◆ Excerpted records ◆
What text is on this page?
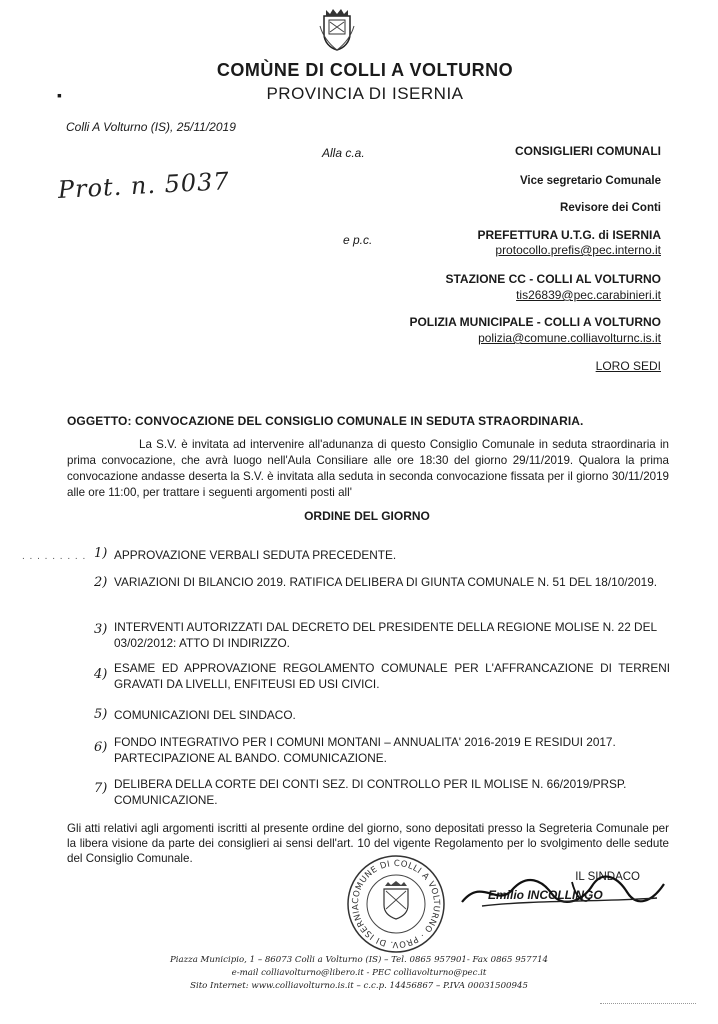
COMÙNE DI COLLI A VOLTURNO
PROVINCIA DI ISERNIA
▪
Colli A Volturno (IS), 25/11/2019
Alla c.a.
Prot. n. 5037
CONSIGLIERI COMUNALI
Vice segretario Comunale
Revisore dei Conti
e p.c.	PREFETTURA U.T.G. di ISERNIA
protocollo.prefis@pec.interno.it
STAZIONE CC - COLLI AL VOLTURNO
tis26839@pec.carabinieri.it
POLIZIA MUNICIPALE - COLLI A VOLTURNO
polizia@comune.colliavolturnc.is.it
LORO SEDI
OGGETTO: CONVOCAZIONE DEL CONSIGLIO COMUNALE IN SEDUTA STRAORDINARIA.
La S.V. è invitata ad intervenire all'adunanza di questo Consiglio Comunale in seduta straordinaria in prima convocazione, che avrà luogo nell'Aula Consiliare alle ore 18:30 del giorno 29/11/2019. Qualora la prima convocazione andasse deserta la S.V. è invitata alla seduta in seconda convocazione fissata per il giorno 30/11/2019 alle ore 11:00, per trattare i seguenti argomenti posti all'
ORDINE DEL GIORNO
. . . . . . . . . 1) APPROVAZIONE VERBALI SEDUTA PRECEDENTE.
2) VARIAZIONI DI BILANCIO 2019. RATIFICA DELIBERA DI GIUNTA COMUNALE N. 51 DEL 18/10/2019.
3) INTERVENTI AUTORIZZATI DAL DECRETO DEL PRESIDENTE DELLA REGIONE MOLISE N. 22 DEL 03/02/2012: ATTO DI INDIRIZZO.
4) ESAME ED APPROVAZIONE REGOLAMENTO COMUNALE PER L'AFFRANCAZIONE DI TERRENI GRAVATI DA LIVELLI, ENFITEUSI ED USI CIVICI.
5) COMUNICAZIONI DEL SINDACO.
6) FONDO INTEGRATIVO PER I COMUNI MONTANI – ANNUALITA' 2016-2019 E RESIDUI 2017. PARTECIPAZIONE AL BANDO. COMUNICAZIONE.
7) DELIBERA DELLA CORTE DEI CONTI SEZ. DI CONTROLLO PER IL MOLISE N. 66/2019/PRSP. COMUNICAZIONE.
Gli atti relativi agli argomenti iscritti al presente ordine del giorno, sono depositati presso la Segreteria Comunale per la libera visione da parte dei consiglieri ai sensi dell'art. 10 del vigente Regolamento per lo svolgimento delle sedute del Consiglio Comunale.
COMUNE DI COLLI A VOLTURNO · PROV. DI ISERNIA
IL SINDACO
Emilio INCOLLINGO
Piazza Municipio, 1 – 86073 Colli a Volturno (IS) – Tel. 0865 957901- Fax 0865 957714
e-mail colliavolturno@libero.it - PEC colliavolturno@pec.it
Sito Internet: www.colliavolturno.is.it – c.c.p. 14456867 – P.IVA 00031500945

◆ Stated exercise ◆
Note how many lines of the material contain the string "APPROVAZIONE". Then report that number by itself.

◆ Reply ◆
2